▸ Given exercise: According to the entry on compound hydrological and thermal extremes below, which teleconnections were dominant drivers of variability?

▸ Supplied passage:
<<<<
Hani et al. (2025) Compound hydrological and thermal extremes: A nonstationary risk modeling approach for riverine ecosystems
Identification
- Journal: Journal of Environmental Management
- Year: 2025
- Date: 2025-10-11
- Authors: Ilias Hani, Taha B. M. J. Ouarda, André St‐Hilaire
- DOI: 10.1016/j.jenvman.2025.127613
Research Groups
- Canada Research Chair in Statistical Hydro-Climatology, Institut National de La Recherche Scientifique, Centre Eau Terre Environnement (INRS-ETE), Qu´ebec City, QC, Canada
- Canadian Rivers Institute, University of New Brunswick (UNB), Fredericton, NB, Canada
Short Summary
This study developed a nonstationary multivariate risk modeling framework using dynamic additive copulas to assess the joint behavior of extreme summer river water temperature (Tw) and concurrent low flow (Q) in six Atlantic salmon rivers in eastern Canada. The proposed joint nonstationary model (JNS) systematically outperformed alternative models, revealing that temporal trends significantly increased Tw extremes and teleconnections (SOI, NAO) were dominant drivers of variability, leading to elevated compound risks.
>>>>
▸ Raw records:
<<<<
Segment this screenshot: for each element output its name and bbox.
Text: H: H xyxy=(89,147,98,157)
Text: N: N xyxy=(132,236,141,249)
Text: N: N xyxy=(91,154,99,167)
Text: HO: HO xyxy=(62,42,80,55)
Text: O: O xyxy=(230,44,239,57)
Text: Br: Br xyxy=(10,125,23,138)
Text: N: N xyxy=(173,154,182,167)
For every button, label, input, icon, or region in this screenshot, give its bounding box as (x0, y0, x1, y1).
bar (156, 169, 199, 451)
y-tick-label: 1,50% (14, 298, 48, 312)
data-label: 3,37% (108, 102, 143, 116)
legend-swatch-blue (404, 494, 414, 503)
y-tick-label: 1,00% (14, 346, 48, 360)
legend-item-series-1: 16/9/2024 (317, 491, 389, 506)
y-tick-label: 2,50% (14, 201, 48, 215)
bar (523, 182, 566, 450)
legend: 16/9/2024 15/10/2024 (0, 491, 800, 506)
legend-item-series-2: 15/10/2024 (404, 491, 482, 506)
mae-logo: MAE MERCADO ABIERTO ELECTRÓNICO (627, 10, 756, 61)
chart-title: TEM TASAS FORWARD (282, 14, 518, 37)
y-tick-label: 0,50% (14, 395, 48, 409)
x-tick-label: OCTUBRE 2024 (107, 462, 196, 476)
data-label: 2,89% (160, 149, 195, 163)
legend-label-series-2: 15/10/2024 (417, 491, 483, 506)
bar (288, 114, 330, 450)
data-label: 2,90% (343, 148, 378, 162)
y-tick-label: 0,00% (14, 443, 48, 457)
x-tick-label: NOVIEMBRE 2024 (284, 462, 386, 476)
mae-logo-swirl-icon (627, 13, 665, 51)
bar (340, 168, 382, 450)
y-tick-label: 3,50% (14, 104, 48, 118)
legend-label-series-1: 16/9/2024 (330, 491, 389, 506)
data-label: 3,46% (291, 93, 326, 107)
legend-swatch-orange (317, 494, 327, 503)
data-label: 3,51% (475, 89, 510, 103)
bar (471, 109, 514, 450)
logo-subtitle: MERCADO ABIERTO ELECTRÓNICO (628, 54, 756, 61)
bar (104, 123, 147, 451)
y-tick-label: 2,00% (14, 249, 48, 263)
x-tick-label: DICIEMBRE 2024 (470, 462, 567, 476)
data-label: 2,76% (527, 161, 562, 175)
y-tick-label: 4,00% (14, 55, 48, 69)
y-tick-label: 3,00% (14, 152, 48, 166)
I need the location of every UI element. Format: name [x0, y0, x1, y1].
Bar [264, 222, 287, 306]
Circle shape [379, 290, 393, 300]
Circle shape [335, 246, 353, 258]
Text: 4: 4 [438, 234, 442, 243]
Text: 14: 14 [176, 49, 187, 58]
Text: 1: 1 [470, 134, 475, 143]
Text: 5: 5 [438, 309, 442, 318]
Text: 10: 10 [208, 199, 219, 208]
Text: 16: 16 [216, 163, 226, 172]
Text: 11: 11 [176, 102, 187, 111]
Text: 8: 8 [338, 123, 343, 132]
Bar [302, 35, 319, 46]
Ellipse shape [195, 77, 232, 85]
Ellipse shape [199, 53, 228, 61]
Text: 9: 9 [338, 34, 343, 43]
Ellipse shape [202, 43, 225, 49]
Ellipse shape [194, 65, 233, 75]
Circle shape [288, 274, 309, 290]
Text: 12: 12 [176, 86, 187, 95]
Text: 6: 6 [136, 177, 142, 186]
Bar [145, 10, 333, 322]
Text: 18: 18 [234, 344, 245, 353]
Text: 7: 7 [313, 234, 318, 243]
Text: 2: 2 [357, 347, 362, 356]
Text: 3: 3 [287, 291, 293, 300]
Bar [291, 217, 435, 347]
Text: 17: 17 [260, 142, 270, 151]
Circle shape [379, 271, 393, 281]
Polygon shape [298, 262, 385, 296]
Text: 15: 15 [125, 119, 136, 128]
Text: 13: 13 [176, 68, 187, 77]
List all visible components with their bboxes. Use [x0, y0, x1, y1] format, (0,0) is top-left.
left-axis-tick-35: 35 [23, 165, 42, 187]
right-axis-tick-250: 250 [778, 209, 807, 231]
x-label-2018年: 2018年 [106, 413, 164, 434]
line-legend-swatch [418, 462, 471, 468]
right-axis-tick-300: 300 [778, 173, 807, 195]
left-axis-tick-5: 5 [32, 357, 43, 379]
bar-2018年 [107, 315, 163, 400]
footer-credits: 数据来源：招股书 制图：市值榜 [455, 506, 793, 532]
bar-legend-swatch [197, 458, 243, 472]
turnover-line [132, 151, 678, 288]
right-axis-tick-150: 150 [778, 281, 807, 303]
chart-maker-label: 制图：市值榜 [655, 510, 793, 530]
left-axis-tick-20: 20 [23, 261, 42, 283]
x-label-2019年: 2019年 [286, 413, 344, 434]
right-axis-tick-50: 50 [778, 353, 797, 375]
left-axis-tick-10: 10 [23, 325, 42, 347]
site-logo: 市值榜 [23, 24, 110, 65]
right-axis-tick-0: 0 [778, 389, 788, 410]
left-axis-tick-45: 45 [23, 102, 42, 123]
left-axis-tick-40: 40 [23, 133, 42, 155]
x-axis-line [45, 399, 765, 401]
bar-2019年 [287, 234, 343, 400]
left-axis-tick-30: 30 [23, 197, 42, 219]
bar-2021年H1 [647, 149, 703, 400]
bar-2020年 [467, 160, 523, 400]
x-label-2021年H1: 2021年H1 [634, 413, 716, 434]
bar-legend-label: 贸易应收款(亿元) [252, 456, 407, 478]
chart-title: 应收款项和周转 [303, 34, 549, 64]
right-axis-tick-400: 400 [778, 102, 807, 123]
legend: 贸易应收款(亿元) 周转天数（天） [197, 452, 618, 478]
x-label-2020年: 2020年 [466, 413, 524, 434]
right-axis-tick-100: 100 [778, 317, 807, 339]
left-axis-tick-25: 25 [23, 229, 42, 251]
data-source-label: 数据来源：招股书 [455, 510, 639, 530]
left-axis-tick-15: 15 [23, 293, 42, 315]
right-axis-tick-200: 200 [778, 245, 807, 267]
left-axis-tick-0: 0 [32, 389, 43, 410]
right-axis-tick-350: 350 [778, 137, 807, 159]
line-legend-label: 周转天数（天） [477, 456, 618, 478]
>>>>
▸ Written answer: SOI and NAO